PASSAGE SHOWN:
Any plans to add thymeleaf to jooby v2? I am considering to move my projects to jooby but the module for thymeleaf is still for v1? Unless these can work interchangeably? Thanks.

ToxicMushroom commented 4 years ago

I use it as api for between my website and discord bot https://melijn.com/

pierre commented 4 years ago

We use Jooby in a lot of our Kill Bill plugins. Awesome framework!

nedtwigg commented 3 years ago

We're using Jooby 1.x to run https://mytake.org/. It's a non-profit project where we took all the U.S. presidential debates in history, stuck them into a database, and made it searchable and social-media embeddable. Working on adding the U.S. Constitution and other unbiased primary sources next. Jooby makes it really easy to focus just on our logic. We're hoping to find more volunteers so we've put a lot of work into making our dev onboarding easy, if you'd like to see a Jooby 1.x project with hot reload, rocker templates, jOOQ, and postgres-in-docker, here's our quickstart.

TASK:
Carry on the Jooby discussion thread above, starting right after its last sentence.

DATASET EXTRACT:
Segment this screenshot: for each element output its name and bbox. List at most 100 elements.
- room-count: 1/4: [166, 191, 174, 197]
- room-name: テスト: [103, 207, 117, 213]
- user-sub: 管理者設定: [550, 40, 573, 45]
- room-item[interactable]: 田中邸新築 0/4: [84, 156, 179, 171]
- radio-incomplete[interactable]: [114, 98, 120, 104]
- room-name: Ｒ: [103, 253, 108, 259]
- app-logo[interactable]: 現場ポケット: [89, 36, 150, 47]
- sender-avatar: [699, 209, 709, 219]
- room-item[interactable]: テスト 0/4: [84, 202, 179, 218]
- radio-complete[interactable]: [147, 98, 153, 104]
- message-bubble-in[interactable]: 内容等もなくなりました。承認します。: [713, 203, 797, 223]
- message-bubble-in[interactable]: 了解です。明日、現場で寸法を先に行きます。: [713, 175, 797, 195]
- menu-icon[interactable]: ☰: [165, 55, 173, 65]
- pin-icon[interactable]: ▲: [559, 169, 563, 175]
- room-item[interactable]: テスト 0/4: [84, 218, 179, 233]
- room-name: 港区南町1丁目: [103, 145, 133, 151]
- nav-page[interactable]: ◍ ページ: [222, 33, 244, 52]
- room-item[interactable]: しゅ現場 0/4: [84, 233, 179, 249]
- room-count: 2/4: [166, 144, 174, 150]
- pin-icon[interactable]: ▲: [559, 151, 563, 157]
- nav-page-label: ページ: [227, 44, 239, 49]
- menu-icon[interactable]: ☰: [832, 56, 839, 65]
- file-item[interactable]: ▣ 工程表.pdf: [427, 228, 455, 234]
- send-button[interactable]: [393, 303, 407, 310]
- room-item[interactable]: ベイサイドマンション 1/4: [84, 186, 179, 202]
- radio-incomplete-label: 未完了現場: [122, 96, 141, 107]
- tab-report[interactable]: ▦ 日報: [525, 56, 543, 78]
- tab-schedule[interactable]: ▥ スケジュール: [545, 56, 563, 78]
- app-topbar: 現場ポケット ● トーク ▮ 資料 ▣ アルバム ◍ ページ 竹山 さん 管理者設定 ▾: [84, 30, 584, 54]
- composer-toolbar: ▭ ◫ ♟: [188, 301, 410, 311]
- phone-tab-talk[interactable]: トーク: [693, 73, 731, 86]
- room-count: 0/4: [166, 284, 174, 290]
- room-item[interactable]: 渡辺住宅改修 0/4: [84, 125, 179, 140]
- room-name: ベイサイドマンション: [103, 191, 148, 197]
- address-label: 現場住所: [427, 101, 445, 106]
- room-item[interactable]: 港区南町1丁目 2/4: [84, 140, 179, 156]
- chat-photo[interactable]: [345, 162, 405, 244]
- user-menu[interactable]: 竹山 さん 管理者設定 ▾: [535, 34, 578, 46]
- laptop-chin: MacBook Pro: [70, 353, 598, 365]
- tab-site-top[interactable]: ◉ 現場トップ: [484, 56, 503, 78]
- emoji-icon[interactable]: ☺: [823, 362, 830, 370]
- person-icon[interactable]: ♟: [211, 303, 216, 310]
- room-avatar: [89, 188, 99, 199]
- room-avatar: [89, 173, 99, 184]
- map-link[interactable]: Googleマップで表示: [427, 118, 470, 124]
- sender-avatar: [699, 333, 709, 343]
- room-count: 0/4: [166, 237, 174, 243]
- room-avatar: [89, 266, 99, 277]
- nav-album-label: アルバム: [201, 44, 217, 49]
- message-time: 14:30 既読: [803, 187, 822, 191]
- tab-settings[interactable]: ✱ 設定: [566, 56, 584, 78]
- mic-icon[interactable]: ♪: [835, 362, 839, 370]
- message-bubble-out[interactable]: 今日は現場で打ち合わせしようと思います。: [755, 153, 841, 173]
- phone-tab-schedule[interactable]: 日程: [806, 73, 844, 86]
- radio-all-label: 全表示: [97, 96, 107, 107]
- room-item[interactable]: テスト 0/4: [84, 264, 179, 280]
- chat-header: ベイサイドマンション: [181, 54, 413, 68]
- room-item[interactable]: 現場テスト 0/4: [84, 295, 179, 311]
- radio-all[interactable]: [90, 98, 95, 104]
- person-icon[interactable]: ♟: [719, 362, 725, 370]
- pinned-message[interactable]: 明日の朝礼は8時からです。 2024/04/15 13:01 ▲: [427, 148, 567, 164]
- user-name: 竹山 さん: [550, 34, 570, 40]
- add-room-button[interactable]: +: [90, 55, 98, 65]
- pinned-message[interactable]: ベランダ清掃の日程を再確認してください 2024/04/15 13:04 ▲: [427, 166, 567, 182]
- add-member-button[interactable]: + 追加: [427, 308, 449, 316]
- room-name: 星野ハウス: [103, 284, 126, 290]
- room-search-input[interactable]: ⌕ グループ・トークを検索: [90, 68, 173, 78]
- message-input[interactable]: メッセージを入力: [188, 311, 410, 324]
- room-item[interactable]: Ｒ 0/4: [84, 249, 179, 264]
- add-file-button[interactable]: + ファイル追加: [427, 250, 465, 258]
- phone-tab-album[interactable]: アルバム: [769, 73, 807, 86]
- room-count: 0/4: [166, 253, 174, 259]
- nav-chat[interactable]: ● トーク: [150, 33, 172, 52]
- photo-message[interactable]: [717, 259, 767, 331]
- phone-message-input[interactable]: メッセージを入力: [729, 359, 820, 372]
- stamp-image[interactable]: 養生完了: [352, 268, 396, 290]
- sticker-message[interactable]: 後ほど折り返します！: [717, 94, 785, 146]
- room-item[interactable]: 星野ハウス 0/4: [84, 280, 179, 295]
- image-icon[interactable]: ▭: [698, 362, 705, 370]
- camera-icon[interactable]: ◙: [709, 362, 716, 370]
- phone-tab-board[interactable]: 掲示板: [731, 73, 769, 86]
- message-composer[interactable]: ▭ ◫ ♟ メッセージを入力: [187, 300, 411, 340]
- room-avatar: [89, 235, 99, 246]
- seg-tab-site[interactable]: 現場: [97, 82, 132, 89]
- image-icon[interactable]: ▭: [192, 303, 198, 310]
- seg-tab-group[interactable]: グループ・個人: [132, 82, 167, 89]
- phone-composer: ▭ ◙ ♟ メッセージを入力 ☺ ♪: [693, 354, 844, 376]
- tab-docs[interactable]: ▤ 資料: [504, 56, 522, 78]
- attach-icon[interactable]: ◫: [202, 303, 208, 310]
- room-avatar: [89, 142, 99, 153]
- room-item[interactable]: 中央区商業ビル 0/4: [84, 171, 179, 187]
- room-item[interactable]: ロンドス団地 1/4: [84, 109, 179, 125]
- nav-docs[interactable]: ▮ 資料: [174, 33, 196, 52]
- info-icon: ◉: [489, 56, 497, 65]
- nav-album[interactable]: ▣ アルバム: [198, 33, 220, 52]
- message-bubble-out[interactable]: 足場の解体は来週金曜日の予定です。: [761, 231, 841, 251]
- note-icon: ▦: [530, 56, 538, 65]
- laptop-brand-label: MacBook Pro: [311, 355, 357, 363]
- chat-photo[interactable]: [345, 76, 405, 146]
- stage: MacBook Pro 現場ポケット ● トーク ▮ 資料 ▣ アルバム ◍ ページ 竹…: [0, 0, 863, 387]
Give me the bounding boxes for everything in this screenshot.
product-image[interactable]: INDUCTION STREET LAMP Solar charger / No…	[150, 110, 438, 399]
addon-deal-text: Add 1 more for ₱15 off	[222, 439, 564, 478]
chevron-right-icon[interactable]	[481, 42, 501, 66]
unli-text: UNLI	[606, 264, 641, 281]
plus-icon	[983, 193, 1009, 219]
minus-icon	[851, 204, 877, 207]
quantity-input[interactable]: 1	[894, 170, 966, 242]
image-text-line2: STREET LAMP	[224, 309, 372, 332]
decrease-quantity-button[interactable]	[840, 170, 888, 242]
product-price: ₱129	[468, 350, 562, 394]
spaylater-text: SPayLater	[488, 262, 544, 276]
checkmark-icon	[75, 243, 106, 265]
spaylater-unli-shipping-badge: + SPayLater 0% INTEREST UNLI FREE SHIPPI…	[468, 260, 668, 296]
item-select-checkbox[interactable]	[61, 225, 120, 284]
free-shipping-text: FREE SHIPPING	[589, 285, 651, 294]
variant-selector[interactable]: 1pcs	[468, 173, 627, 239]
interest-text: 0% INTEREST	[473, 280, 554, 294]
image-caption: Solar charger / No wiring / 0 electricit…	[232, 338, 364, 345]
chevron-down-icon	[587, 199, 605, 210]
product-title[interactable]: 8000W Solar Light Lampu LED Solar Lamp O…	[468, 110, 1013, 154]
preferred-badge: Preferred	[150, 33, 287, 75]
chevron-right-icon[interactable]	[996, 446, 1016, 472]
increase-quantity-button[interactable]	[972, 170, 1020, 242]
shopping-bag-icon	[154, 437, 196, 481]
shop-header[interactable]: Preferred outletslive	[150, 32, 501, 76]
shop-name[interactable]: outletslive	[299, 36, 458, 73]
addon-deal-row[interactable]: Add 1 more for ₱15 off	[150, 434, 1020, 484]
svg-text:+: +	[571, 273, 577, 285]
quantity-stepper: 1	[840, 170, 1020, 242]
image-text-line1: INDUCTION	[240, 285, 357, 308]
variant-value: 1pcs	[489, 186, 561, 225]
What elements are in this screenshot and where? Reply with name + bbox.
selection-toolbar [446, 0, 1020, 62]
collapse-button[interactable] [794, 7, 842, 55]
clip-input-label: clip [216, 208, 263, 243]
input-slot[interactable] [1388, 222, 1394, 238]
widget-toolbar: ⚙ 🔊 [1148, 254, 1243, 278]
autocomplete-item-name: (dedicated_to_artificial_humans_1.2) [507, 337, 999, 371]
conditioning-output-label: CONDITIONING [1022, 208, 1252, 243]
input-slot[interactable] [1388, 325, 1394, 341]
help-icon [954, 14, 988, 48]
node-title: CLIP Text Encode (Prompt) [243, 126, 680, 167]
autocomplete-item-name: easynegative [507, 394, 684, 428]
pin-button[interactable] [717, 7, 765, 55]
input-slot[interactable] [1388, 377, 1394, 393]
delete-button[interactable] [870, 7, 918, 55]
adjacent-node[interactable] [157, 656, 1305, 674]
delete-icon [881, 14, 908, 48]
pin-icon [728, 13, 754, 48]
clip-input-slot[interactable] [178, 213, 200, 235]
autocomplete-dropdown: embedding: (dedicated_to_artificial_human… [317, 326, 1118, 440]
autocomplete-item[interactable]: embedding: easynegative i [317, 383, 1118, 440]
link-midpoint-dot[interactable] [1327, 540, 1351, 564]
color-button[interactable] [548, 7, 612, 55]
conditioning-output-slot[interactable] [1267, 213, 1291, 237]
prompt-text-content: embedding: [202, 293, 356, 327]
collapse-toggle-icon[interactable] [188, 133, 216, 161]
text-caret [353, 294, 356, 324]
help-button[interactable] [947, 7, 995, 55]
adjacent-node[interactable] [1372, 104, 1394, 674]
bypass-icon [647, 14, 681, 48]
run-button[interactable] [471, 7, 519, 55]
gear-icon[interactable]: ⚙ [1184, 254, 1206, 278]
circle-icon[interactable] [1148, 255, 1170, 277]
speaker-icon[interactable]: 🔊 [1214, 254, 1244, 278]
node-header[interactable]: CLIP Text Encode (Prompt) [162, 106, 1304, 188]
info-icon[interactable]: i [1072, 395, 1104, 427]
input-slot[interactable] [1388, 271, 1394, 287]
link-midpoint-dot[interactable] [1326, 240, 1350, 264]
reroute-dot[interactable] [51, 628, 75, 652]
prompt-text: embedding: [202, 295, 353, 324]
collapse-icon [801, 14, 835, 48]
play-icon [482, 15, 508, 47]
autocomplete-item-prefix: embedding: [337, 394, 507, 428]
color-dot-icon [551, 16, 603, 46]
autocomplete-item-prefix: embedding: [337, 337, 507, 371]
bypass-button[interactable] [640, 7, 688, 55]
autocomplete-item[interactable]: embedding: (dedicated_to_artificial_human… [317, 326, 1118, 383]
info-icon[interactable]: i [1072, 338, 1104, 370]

ANSWER FOR THIS EXERCISE:
paul-hammant commented 3 years ago

Awesome work - [diverging from Jooby advocacy for a sec] do you make your dataset exportable/cloneable? For example for others to post-process with say JupiterNotebooks for their own epiphanies/charts/wotnot

nedtwigg commented 3 years ago

do you make your dataset exportable/cloneable

Yes! e.g. https://github.com/mytakedotorg/us-presidential-debates. We also livestream our progress here: https://www.twitch.tv/mytakedotorg

others to post-process with say JupiterNotebooks for their own epiphanies/charts/wotnot

Hosting these at mytake.org is on our roadmap. Just like there is github.com/paul-hammant, we hope you would have mytake.org/paul-hammant, where you could post your "takes", which are constrained to draw only from verified factsets. It would be a lot more interesting to read editorialists you disagree with if you at least agreed on the facts. I don't want to hijack this thread further, but happy to discuss on the mytake.org issue tracker, gitter, or forum. We don't have any funding to speak of (annual budget ~$1k for servers), just a group of stretched-thin volunteers hoping to find more compatriots :)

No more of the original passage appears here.